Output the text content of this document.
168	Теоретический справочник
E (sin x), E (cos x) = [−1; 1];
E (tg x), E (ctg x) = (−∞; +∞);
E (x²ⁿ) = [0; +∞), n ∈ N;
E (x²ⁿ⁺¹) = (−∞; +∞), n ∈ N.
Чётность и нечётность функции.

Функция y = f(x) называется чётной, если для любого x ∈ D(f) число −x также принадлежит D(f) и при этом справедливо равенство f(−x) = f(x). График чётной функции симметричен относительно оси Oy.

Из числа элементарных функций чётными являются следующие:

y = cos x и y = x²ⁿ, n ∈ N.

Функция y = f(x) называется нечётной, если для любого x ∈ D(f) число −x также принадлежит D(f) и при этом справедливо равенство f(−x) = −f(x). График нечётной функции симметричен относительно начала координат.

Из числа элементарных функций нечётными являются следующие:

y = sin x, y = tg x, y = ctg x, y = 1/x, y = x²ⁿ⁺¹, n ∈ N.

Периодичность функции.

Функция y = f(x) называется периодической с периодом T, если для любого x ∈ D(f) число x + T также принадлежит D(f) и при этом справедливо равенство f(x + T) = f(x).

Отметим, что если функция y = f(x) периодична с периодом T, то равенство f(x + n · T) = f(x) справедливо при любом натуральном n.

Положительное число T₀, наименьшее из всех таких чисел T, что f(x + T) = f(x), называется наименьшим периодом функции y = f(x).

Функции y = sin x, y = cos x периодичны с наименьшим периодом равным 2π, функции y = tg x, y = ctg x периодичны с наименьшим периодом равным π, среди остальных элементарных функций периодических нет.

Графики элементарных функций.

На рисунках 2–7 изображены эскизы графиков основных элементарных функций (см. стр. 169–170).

---

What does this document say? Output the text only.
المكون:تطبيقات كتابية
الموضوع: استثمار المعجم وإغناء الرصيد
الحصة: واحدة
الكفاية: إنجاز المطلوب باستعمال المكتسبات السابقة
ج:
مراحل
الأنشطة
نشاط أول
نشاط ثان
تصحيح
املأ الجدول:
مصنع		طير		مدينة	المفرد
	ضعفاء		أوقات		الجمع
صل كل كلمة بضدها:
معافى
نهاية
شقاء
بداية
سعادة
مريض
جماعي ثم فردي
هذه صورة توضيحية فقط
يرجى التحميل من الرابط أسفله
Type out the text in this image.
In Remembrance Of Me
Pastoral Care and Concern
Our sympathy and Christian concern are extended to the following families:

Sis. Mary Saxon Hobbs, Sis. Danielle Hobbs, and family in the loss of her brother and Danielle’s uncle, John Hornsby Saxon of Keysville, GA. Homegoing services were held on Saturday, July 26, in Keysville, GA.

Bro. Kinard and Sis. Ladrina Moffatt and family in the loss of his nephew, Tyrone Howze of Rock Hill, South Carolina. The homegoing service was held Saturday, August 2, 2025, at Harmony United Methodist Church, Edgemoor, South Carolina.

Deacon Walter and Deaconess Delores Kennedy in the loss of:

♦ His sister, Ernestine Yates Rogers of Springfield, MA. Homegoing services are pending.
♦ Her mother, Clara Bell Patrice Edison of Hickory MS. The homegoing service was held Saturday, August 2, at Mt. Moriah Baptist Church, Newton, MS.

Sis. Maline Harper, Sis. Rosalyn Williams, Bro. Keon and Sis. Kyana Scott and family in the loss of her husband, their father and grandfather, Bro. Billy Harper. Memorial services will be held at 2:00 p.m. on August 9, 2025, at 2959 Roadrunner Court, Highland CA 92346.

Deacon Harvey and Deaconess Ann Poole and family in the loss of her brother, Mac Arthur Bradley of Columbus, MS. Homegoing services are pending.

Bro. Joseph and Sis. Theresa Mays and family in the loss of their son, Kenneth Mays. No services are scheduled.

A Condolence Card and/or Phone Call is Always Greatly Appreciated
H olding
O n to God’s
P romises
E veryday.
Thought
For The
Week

**TASK TO COMPLETE:**
Using the entries above, return each line that includes the word "Saturday".

**ANSWER FOR THE TASK:**
Sis. Mary Saxon Hobbs, Sis. Danielle Hobbs, and family in the loss of her brother and Danielle’s uncle, John Hornsby Saxon of Keysville, GA. Homegoing services were held on Saturday, July 26, in Keysville, GA.
Bro. Kinard and Sis. Ladrina Moffatt and family in the loss of his nephew, Tyrone Howze of Rock Hill, South Carolina. The homegoing service was held Saturday, August 2, 2025, at Harmony United Methodist Church, Edgemoor, South Carolina.
♦ Her mother, Clara Bell Patrice Edison of Hickory MS. The homegoing service was held Saturday, August 2, at Mt. Moriah Baptist Church, Newton, MS.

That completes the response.